**WRITTEN PROBLEM:**
Identify each line holding the string "реєстрації" and copy it.

== DATA ==

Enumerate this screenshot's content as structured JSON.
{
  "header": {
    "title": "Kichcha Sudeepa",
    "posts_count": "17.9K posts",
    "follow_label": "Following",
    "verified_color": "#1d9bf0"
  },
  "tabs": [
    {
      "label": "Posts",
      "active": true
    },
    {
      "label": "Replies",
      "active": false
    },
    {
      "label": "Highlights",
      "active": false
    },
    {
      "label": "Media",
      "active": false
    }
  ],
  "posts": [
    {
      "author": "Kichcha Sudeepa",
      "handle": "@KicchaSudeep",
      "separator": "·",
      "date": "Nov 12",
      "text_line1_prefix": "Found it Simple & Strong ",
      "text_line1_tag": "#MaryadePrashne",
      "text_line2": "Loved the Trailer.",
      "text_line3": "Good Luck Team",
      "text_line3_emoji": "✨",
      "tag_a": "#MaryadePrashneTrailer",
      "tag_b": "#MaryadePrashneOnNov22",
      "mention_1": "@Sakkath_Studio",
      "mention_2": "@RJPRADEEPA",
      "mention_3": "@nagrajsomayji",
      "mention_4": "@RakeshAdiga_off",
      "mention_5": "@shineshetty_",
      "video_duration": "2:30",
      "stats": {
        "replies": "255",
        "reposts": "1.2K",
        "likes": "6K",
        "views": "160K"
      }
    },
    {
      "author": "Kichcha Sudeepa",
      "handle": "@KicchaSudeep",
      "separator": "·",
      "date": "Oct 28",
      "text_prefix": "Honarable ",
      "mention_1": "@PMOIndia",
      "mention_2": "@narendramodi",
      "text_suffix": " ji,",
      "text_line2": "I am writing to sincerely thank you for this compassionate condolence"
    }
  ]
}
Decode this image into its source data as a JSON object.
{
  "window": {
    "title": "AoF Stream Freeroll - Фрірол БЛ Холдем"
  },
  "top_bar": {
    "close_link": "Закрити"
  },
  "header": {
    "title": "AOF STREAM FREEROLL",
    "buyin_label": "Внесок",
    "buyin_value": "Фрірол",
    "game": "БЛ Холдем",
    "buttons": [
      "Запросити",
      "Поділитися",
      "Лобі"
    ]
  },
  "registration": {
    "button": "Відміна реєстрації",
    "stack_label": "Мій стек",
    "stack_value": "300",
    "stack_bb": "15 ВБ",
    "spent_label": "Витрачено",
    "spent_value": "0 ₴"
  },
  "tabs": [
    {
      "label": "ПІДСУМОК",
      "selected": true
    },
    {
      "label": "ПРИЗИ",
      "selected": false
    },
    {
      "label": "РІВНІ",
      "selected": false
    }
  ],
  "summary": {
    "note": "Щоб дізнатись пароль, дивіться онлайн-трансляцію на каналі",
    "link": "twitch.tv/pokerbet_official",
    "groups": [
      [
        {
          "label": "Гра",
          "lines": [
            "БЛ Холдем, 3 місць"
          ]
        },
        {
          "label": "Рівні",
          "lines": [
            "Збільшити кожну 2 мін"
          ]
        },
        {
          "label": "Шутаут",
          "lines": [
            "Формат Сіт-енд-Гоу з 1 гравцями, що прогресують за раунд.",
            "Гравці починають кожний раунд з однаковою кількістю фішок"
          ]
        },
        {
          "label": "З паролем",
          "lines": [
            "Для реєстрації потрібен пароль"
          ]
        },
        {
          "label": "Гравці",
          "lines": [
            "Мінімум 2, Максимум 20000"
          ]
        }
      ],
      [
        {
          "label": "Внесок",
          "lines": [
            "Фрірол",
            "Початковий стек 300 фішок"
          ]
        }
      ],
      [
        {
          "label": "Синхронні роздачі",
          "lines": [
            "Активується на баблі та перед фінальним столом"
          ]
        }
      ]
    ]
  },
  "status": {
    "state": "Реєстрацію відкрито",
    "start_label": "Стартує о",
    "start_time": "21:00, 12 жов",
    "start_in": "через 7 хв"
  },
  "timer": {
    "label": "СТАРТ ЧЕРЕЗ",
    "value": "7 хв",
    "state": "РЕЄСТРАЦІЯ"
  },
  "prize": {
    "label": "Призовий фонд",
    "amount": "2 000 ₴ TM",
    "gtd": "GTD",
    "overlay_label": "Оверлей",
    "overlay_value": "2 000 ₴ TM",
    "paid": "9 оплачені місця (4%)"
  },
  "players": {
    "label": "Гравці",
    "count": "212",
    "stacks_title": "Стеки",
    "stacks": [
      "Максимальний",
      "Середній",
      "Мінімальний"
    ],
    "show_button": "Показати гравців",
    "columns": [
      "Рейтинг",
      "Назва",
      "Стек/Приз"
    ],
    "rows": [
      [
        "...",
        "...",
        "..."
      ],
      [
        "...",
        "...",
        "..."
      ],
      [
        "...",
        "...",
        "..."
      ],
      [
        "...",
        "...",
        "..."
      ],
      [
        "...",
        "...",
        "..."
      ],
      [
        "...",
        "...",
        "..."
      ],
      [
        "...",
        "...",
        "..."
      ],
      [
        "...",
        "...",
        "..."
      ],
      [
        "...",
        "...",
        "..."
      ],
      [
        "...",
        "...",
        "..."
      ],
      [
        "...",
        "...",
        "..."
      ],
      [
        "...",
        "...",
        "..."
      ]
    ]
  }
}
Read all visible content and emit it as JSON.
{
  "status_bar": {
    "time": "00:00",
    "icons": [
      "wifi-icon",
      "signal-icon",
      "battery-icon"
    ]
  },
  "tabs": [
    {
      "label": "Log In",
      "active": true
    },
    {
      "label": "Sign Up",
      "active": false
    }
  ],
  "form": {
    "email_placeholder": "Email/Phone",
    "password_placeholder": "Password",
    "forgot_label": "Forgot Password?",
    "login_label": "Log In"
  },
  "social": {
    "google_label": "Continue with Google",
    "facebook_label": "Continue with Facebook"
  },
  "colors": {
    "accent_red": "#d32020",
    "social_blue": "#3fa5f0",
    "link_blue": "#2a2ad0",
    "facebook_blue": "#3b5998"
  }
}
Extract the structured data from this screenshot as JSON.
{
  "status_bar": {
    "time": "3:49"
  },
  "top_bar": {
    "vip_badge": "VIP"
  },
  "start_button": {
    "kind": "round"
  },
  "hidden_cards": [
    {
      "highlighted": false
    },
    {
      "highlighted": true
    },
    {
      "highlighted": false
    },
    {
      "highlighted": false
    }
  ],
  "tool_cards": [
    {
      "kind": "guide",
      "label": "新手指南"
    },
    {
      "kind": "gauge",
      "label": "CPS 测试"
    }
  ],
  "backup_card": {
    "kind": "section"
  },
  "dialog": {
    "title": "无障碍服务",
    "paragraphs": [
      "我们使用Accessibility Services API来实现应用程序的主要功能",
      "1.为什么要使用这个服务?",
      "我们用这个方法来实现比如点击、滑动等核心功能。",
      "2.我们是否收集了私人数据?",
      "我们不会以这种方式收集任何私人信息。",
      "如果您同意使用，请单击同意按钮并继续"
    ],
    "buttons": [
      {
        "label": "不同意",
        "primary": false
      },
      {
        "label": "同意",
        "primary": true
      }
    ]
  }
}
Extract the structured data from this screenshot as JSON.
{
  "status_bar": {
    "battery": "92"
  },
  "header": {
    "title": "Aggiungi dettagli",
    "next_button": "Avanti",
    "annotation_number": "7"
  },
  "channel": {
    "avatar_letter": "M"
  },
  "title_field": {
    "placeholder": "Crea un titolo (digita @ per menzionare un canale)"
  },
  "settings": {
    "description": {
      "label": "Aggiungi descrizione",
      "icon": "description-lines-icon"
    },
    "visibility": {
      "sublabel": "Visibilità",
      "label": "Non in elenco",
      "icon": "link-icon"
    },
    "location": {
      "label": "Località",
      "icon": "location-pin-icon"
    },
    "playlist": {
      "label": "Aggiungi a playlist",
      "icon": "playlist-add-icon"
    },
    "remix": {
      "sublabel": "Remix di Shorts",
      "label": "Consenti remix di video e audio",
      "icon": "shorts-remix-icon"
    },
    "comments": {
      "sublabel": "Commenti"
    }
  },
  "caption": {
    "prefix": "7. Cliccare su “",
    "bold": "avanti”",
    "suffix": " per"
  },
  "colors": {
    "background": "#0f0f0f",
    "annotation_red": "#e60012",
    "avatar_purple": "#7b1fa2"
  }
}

===

**SOLUTION TO THE PROBLEM:**
    "button": "Відміна реєстрації",
            "Для реєстрації потрібен пароль"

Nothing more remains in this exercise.